-- start of Input material --
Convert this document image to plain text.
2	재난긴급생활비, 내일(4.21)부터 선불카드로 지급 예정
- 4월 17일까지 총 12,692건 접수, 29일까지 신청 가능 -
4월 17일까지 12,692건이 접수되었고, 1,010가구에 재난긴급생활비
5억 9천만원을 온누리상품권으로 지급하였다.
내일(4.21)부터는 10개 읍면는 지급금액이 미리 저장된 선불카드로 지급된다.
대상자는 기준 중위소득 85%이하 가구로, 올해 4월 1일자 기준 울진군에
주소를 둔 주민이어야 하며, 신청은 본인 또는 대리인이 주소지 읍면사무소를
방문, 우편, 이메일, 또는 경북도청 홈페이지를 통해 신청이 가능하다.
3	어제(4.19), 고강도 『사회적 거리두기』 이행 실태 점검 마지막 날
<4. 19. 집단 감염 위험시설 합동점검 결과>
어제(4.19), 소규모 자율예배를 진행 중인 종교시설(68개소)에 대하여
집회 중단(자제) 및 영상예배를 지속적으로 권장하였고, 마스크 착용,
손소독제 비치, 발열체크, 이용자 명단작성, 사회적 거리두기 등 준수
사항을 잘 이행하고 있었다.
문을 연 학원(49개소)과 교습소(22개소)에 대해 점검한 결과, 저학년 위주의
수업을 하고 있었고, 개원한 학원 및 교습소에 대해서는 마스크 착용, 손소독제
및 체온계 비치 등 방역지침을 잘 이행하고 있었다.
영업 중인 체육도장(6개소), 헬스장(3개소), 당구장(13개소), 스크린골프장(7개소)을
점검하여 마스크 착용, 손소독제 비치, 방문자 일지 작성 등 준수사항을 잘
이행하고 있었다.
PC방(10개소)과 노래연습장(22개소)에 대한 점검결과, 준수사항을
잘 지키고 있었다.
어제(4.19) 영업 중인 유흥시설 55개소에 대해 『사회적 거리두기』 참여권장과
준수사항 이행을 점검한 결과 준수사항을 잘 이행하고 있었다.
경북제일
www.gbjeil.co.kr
-- end of Input material --
The request
Exact output of every entry is required.

Finished answer
Convert this document image to plain text.
2	재난긴급생활비, 내일(4.21)부터 선불카드로 지급 예정
- 4월 17일까지 총 12,692건 접수, 29일까지 신청 가능 -
4월 17일까지 12,692건이 접수되었고, 1,010가구에 재난긴급생활비
5억 9천만원을 온누리상품권으로 지급하였다.
내일(4.21)부터는 10개 읍면는 지급금액이 미리 저장된 선불카드로 지급된다.
대상자는 기준 중위소득 85%이하 가구로, 올해 4월 1일자 기준 울진군에
주소를 둔 주민이어야 하며, 신청은 본인 또는 대리인이 주소지 읍면사무소를
방문, 우편, 이메일, 또는 경북도청 홈페이지를 통해 신청이 가능하다.
3	어제(4.19), 고강도 『사회적 거리두기』 이행 실태 점검 마지막 날
<4. 19. 집단 감염 위험시설 합동점검 결과>
어제(4.19), 소규모 자율예배를 진행 중인 종교시설(68개소)에 대하여
집회 중단(자제) 및 영상예배를 지속적으로 권장하였고, 마스크 착용,
손소독제 비치, 발열체크, 이용자 명단작성, 사회적 거리두기 등 준수
사항을 잘 이행하고 있었다.
문을 연 학원(49개소)과 교습소(22개소)에 대해 점검한 결과, 저학년 위주의
수업을 하고 있었고, 개원한 학원 및 교습소에 대해서는 마스크 착용, 손소독제
및 체온계 비치 등 방역지침을 잘 이행하고 있었다.
영업 중인 체육도장(6개소), 헬스장(3개소), 당구장(13개소), 스크린골프장(7개소)을
점검하여 마스크 착용, 손소독제 비치, 방문자 일지 작성 등 준수사항을 잘
이행하고 있었다.
PC방(10개소)과 노래연습장(22개소)에 대한 점검결과, 준수사항을
잘 지키고 있었다.
어제(4.19) 영업 중인 유흥시설 55개소에 대해 『사회적 거리두기』 참여권장과
준수사항 이행을 점검한 결과 준수사항을 잘 이행하고 있었다.
경북제일
www.gbjeil.co.kr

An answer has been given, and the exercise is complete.